#### [INPUT MATERIAL]
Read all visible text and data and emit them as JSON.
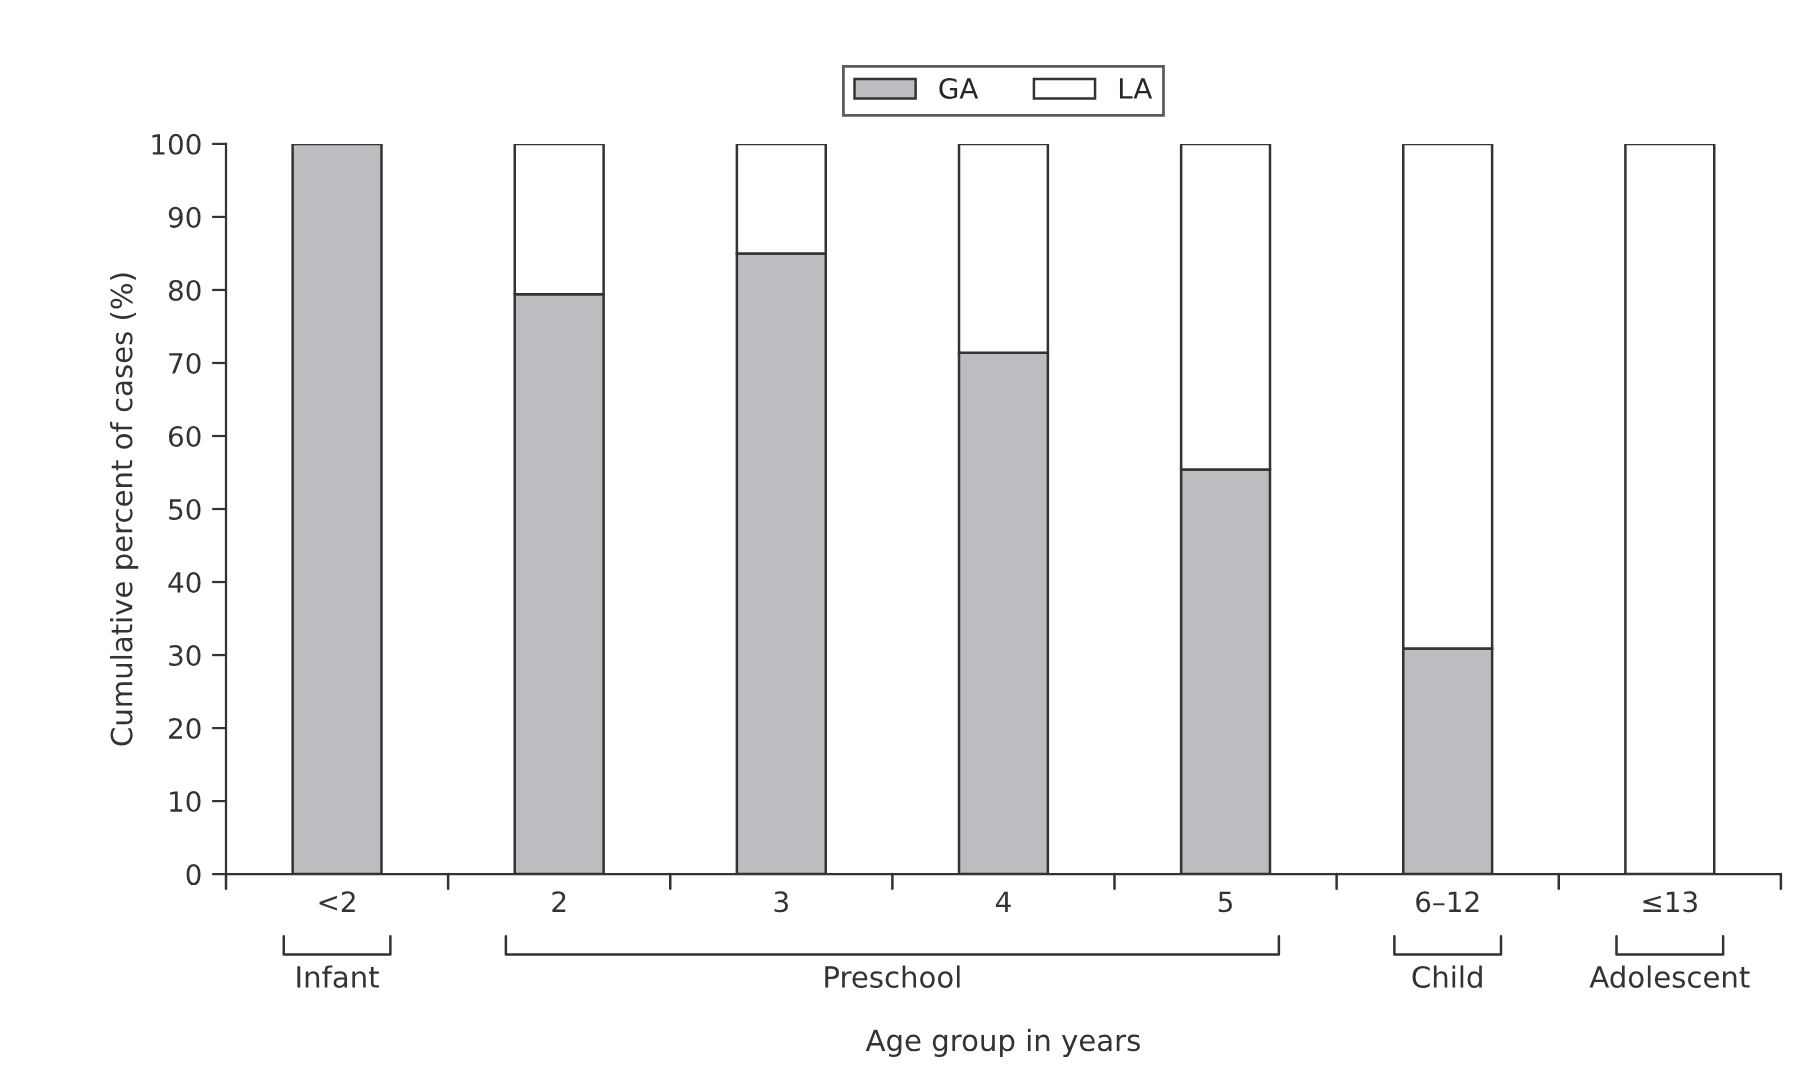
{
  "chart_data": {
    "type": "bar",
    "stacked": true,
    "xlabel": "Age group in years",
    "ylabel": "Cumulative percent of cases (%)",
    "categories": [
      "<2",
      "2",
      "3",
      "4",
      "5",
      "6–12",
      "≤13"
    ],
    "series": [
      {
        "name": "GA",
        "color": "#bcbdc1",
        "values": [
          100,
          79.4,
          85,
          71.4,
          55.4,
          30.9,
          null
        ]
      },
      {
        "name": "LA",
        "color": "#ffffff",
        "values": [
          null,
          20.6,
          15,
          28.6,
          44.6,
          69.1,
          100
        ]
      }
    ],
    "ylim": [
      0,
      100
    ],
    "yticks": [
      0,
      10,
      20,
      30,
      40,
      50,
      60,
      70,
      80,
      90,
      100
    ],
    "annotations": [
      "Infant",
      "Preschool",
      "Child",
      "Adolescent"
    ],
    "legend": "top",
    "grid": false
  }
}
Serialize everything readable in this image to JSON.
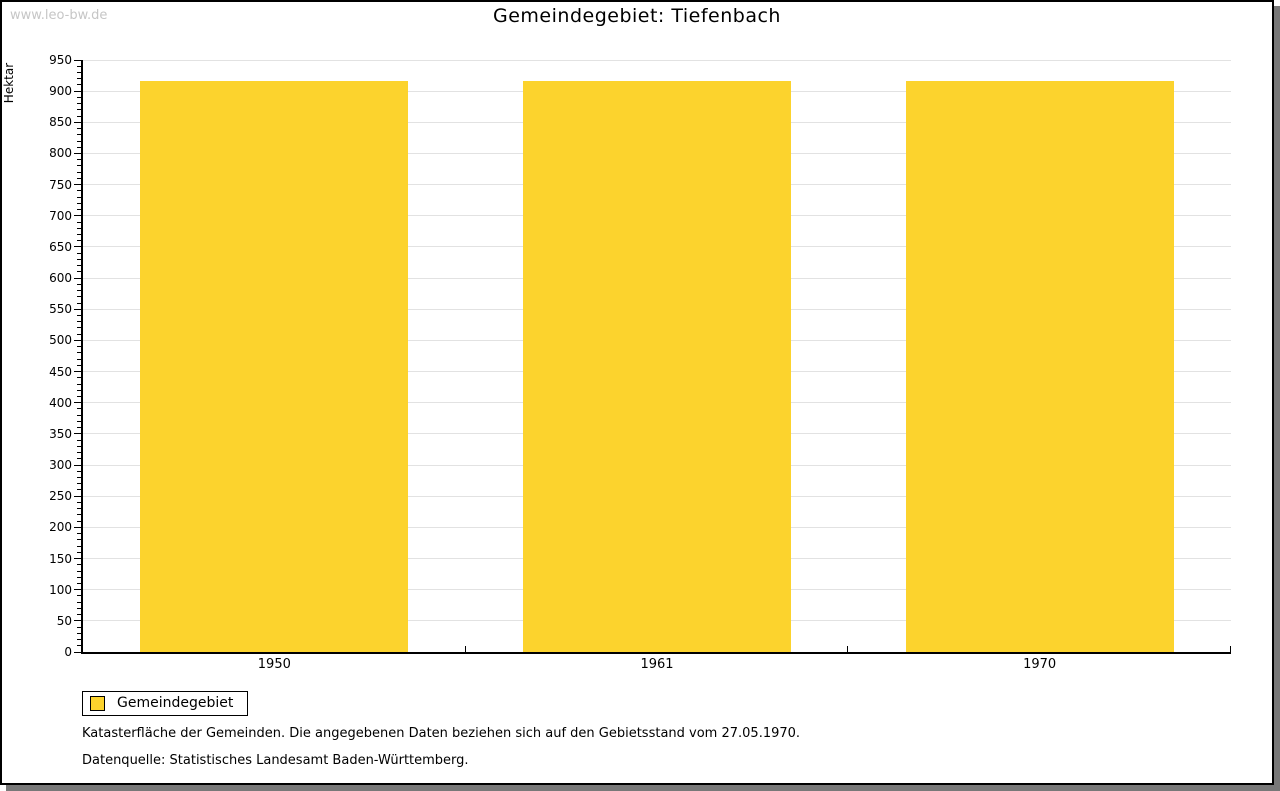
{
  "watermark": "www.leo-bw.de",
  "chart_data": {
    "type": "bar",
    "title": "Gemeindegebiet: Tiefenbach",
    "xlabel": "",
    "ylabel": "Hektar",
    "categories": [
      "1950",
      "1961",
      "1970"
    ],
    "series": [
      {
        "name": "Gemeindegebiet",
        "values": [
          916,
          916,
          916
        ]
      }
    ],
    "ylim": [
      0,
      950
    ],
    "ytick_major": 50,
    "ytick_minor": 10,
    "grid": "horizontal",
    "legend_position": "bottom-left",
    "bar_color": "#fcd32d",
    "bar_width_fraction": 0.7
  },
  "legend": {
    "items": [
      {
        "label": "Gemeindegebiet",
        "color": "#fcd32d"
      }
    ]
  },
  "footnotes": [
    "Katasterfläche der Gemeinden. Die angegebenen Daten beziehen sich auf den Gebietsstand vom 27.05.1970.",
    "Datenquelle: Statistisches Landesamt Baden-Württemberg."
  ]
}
---
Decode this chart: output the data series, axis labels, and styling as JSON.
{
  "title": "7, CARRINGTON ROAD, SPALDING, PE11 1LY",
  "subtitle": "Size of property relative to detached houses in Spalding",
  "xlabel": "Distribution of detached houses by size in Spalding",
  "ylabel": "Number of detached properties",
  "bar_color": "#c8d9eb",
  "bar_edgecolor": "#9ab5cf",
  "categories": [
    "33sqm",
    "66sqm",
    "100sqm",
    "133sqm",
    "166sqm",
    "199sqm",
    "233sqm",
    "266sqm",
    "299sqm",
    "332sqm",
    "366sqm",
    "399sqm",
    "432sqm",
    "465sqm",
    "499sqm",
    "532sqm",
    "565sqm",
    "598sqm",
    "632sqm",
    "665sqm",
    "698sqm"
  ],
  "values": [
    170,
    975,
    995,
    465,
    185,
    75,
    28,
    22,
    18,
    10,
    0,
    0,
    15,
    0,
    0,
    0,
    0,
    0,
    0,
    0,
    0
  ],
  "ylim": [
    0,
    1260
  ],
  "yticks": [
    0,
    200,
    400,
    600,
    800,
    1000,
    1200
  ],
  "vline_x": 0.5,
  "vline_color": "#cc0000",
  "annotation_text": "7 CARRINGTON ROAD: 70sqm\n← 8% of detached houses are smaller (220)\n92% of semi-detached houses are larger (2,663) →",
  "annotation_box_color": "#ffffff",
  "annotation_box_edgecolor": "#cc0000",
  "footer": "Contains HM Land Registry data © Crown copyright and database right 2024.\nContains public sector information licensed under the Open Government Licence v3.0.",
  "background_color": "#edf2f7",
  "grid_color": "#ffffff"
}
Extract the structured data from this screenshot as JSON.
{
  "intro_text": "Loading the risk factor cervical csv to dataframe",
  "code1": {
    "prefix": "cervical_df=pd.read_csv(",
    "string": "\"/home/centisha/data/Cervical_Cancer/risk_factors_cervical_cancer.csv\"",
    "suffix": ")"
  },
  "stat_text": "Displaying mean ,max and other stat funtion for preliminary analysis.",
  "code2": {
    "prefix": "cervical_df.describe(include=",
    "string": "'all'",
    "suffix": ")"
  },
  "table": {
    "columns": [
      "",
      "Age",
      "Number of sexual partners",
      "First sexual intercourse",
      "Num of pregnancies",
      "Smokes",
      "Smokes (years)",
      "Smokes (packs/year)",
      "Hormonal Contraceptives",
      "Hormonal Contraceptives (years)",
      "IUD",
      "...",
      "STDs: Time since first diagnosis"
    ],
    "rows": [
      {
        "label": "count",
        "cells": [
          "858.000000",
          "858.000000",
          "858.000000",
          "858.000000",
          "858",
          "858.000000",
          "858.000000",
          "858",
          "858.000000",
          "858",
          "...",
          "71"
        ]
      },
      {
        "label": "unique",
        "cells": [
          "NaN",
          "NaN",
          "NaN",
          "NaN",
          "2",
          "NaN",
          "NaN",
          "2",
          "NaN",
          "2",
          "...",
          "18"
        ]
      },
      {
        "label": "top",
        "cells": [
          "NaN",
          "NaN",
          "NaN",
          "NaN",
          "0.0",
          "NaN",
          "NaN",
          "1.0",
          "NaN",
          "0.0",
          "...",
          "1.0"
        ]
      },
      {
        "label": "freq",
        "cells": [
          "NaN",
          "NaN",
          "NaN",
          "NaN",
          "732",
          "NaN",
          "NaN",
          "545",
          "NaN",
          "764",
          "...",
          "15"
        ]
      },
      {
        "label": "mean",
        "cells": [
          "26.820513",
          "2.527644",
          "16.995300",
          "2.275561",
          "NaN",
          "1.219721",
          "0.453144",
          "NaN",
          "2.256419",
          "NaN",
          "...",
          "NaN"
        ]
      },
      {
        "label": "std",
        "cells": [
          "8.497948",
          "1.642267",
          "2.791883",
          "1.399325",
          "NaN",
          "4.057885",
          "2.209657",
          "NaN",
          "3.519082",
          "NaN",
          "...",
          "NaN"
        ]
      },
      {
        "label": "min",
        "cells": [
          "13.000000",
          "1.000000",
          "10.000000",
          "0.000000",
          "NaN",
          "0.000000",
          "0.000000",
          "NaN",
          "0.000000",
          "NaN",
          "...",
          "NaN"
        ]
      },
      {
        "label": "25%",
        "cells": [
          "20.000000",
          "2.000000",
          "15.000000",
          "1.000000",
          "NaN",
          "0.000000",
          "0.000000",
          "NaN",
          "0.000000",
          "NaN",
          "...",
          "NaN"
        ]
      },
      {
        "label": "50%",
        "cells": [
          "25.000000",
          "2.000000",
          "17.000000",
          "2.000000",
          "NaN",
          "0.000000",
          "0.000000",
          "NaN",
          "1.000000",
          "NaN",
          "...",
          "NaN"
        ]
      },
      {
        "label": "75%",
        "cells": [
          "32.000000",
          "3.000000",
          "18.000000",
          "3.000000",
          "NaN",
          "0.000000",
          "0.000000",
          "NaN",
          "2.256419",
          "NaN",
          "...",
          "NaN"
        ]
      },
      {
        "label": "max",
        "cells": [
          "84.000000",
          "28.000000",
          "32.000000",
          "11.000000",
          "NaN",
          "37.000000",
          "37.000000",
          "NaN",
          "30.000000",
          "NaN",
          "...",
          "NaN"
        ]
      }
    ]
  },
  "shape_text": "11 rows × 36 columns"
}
* * *
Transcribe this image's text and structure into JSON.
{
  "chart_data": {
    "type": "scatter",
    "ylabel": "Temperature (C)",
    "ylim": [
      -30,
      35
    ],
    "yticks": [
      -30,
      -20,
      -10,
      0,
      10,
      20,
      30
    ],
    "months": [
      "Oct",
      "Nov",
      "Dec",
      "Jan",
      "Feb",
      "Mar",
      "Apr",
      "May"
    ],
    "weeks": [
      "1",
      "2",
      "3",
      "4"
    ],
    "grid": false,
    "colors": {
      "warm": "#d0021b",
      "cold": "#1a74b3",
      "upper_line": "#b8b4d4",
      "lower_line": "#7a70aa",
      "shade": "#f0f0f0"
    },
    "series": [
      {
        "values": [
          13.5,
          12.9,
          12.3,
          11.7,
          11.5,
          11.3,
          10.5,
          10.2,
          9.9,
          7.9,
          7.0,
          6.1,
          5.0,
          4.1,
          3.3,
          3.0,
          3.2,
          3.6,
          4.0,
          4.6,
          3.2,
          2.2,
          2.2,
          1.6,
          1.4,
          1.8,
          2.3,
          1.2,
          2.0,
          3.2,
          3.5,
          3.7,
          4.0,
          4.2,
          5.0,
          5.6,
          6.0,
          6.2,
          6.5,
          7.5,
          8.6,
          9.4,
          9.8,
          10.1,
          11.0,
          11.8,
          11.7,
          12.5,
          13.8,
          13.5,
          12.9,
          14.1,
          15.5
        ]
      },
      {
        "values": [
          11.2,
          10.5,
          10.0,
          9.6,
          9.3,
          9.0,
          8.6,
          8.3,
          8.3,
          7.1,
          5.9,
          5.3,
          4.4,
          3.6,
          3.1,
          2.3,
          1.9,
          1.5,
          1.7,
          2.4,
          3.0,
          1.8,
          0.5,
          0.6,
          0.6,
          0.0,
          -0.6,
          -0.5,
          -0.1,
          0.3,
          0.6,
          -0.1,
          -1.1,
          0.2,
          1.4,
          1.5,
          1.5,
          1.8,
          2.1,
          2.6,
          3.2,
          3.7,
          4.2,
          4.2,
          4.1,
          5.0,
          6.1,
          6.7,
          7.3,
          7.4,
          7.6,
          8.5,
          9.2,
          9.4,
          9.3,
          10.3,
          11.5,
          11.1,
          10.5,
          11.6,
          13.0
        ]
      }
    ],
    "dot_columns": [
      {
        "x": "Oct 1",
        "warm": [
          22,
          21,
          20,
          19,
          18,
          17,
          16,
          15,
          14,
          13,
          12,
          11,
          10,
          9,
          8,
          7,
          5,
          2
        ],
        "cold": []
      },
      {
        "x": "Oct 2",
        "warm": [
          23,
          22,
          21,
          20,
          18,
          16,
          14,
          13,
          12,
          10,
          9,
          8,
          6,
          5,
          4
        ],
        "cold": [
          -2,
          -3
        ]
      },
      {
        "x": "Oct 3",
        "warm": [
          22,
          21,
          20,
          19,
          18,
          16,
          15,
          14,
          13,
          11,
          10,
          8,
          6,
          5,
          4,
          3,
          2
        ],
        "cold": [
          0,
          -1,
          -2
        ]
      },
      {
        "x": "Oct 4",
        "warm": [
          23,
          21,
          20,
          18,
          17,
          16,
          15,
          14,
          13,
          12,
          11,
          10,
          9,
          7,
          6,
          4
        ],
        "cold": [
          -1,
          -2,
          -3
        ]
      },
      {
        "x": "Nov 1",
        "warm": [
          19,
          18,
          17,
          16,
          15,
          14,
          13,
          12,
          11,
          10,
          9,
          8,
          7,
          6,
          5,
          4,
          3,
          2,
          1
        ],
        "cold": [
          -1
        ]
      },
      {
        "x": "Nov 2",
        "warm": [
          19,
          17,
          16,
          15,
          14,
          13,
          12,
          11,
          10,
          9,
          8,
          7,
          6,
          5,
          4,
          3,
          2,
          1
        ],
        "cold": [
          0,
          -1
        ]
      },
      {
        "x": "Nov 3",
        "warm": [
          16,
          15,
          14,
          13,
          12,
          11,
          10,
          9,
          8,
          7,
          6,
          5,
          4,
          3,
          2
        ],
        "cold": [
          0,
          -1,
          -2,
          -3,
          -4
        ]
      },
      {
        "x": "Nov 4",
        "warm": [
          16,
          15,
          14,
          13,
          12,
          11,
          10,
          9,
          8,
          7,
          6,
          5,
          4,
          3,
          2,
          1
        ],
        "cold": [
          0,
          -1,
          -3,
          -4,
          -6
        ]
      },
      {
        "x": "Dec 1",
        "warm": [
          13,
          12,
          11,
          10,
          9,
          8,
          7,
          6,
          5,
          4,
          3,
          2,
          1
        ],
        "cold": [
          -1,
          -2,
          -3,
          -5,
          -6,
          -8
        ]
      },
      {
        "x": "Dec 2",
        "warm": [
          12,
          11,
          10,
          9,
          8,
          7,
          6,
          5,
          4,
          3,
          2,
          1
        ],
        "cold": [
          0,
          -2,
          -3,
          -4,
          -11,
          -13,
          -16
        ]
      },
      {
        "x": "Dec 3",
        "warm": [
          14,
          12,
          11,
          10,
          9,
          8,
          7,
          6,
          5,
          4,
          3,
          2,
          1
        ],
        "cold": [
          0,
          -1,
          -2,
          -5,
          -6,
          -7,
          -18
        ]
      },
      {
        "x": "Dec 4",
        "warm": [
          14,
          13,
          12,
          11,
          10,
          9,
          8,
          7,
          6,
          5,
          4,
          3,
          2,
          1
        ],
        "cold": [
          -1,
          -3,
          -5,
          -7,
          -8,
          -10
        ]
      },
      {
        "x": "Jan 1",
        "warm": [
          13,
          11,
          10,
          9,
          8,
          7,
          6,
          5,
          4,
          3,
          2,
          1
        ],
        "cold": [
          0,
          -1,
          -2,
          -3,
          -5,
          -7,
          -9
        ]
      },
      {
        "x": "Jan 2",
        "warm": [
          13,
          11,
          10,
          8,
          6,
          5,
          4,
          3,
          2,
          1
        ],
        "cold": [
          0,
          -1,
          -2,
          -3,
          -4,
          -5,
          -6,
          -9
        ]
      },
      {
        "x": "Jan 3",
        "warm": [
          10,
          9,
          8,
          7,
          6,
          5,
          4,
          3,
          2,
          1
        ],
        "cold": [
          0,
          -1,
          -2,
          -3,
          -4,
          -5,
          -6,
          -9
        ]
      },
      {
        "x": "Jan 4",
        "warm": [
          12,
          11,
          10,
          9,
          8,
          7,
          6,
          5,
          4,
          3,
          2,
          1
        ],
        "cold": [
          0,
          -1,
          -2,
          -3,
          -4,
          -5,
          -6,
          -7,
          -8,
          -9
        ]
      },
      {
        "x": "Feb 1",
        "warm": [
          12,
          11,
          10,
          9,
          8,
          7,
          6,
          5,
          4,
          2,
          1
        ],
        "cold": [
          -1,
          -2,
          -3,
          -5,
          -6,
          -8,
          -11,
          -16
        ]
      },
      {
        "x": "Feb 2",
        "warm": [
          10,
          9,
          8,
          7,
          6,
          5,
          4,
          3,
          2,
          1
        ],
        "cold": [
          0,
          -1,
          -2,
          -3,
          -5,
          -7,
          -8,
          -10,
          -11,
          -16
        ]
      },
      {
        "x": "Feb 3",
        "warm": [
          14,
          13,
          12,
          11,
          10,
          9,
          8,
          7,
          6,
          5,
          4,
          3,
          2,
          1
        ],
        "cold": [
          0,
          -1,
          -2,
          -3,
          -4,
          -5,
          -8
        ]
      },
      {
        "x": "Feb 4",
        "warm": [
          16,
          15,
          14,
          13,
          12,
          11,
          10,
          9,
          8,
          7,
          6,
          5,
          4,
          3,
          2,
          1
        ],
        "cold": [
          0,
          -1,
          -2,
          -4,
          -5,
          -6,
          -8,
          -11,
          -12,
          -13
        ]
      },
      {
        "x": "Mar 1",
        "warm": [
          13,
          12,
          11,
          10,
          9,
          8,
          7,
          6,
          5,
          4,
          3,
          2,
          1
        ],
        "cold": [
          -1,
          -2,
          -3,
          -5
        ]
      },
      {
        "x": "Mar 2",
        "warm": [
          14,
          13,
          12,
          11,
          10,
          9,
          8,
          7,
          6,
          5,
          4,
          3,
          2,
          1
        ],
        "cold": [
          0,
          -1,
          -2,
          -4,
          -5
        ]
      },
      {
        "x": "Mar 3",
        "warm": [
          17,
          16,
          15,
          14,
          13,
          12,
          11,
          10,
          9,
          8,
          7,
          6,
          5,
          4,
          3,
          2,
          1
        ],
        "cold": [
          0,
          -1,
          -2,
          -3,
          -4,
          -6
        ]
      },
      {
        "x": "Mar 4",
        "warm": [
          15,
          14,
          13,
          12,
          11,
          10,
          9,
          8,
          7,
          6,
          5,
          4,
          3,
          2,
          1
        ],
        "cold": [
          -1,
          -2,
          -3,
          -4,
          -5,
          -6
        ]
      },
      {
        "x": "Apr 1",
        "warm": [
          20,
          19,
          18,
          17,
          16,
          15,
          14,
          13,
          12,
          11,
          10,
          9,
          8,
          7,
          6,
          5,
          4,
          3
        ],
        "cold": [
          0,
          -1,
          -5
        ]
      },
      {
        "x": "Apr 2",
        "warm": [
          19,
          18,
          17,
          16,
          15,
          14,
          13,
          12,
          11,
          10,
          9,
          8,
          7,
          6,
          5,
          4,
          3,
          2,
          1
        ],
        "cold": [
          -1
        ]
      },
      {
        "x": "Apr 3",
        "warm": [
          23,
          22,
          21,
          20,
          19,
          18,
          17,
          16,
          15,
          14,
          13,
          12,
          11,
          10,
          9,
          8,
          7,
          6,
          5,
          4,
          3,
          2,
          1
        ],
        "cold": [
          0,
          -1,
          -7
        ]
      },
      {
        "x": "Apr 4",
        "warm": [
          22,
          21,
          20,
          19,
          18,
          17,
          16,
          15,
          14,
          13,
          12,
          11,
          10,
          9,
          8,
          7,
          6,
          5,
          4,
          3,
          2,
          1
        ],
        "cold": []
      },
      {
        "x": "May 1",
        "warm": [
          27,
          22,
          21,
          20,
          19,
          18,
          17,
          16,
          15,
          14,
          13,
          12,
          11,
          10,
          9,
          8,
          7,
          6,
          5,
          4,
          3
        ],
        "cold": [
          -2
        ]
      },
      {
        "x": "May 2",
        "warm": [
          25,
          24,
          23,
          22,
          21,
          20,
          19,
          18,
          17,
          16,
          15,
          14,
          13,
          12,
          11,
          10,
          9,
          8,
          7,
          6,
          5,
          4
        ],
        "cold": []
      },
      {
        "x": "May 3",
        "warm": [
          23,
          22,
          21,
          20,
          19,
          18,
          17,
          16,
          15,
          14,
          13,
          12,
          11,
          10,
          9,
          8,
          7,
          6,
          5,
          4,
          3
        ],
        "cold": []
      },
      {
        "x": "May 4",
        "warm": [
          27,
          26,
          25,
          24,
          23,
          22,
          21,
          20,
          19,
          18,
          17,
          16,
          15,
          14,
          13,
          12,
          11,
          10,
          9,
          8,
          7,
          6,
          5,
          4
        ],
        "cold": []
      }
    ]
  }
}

#### [TO BE DONE]
Identify and copy all lines with the word "Hormonal".

#### [ANSWER FOR THIS EXERCISE]
      "Hormonal Contraceptives",
      "Hormonal Contraceptives (years)",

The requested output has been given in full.